2021/10/04

「地域的概念としての部落」の崩壊-野口説への批判

「地域的概念としての部落」の崩壊-野口説への批判 

幕藩体制下の「穢多」はどこに住んでいたのでしょうか。


「穢多村」と、「旧穢多村」・「特殊部落」・「未解放部落」・「被差別部落」の間には、それぞれの概念の外延(誰を構成要素としているか)の違いがあります。現代に近づけば近づくほど、その外延は「拡大」していく傾向にあります。拡大すればするほど、部落差別の問題がみえなくなってきます。

「穢多の在所」を論じる前に、「部落差別」から地理的要素、場所的要素を取り除いて、「部落」・「部落民」概念の再構成を提案している、大きな問題を孕んでいる、野口道彦氏の説を紹介しておきましょう。

野口道彦著『部落問題のパラダイム転換』という書物の中に、第1章1節、《「部落民」とは何か-どう概念規定するのか》という文章があります。彼は、現代の部落差別は「属地的要素」が希薄になってきたといいます。部落に住んでいるから部落民であるとも、部落に住んでいないから部落民でないとも言えない、「もともと、差別する側が恣意的に大した根拠もなしに部落民だとみなしているのだから、それを逆手にとって、その無根拠性を白日のもとにさらけ出したほうがよいだろう」といいます。現代では、誰が部落民か、その境界があいまいになっているのだから、「部落民概念は混乱させた方がよい」というのです。

彼は、属地的要素にこだわらないで、「部落民」という概念を拡大し、「部落民」という概念の外延を、「部落民とみなされ差別された人、あるいは差別される可能性を強く持っている人」まで拡大した方がよいというのです。「部落民とみなされ差別された人」の中には、「誤った身元調査に基づいて差別されていても、まったく本人は差別されていることに気づいていない」、そういう人も含まれるのです。隣近所のトラブルで、冗談で、「あいつは部落民だ」と流されたデマによっても「部落民」が創出されるというのです。彼は、更に、「部落差別を受けた体験を共有しうる人、差別に対する憤りや悔しさを共感できる人」をもその範疇に含めてしまいます。「部落民としてみなされ差別された人は部落民である」ともいうのです。

• • • •

## 出題
[1] 上の本文の内容を2文で要約してください。
[2] 上の本文のうち、「彼は、属地的要素にこだわらな」から「落民である」ともいうのです。」までの部分を一字一句変えずに出力してください。

• • • •

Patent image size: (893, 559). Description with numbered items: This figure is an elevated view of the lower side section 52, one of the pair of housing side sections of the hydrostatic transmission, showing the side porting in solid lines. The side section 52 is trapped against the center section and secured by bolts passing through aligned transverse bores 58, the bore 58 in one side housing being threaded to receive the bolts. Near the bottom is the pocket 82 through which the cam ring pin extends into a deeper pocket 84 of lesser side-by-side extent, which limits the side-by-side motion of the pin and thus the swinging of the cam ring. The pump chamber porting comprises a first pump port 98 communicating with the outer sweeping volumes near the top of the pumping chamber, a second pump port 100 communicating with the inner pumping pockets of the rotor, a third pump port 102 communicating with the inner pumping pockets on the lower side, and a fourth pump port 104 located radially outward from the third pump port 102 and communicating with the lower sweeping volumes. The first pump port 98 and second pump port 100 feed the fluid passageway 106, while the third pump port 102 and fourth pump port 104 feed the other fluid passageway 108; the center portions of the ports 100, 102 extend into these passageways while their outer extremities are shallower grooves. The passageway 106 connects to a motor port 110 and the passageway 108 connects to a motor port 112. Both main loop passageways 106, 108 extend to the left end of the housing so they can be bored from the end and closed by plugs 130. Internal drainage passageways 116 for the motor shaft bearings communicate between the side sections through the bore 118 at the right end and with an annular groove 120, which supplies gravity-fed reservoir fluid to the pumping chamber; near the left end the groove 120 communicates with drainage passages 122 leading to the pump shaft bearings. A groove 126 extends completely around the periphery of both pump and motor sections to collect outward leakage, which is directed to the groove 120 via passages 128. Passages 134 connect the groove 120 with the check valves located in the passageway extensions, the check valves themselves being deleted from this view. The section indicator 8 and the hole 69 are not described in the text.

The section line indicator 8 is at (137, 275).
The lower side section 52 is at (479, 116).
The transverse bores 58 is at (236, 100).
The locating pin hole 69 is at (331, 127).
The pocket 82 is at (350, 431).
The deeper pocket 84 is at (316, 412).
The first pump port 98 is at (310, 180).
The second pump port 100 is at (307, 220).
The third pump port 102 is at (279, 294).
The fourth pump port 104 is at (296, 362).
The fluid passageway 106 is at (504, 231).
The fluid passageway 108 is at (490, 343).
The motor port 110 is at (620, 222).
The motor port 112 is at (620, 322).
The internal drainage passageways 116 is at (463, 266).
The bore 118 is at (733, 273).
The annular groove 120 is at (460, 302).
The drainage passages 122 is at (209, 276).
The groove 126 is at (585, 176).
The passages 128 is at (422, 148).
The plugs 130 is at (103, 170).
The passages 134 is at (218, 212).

• • • •

## 解答
[1] 「穢多村」から「被差別部落」に至る諸概念は、現代に近づくほど外延が拡大する傾向にあり、拡大するほど部落差別の問題が見えなくなるとされる。大きな問題を孕むとされる野口道彦氏の説は、現代の部落差別では属地的要素が希薄になったとして、「部落民」の外延を、部落民とみなされ差別された人や差別される可能性を強く持つ人、さらに差別の体験や憤りを共有・共感できる人にまで広げるべきだとしている。

[2]
彼は、属地的要素にこだわらないで、「部落民」という概念を拡大し、「部落民」という概念の外延を、「部落民とみなされ差別された人、あるいは差別される可能性を強く持っている人」まで拡大した方がよいというのです。「部落民とみなされ差別された人」の中には、「誤った身元調査に基づいて差別されていても、まったく本人は差別されていることに気づいていない」、そういう人も含まれるのです。隣近所のトラブルで、冗談で、「あいつは部落民だ」と流されたデマによっても「部落民」が創出されるというのです。彼は、更に、「部落差別を受けた体験を共有しうる人、差別に対する憤りや悔しさを共感できる人」をもその範疇に含めてしまいます。「部落民としてみなされ差別された人は部落民である」ともいうのです。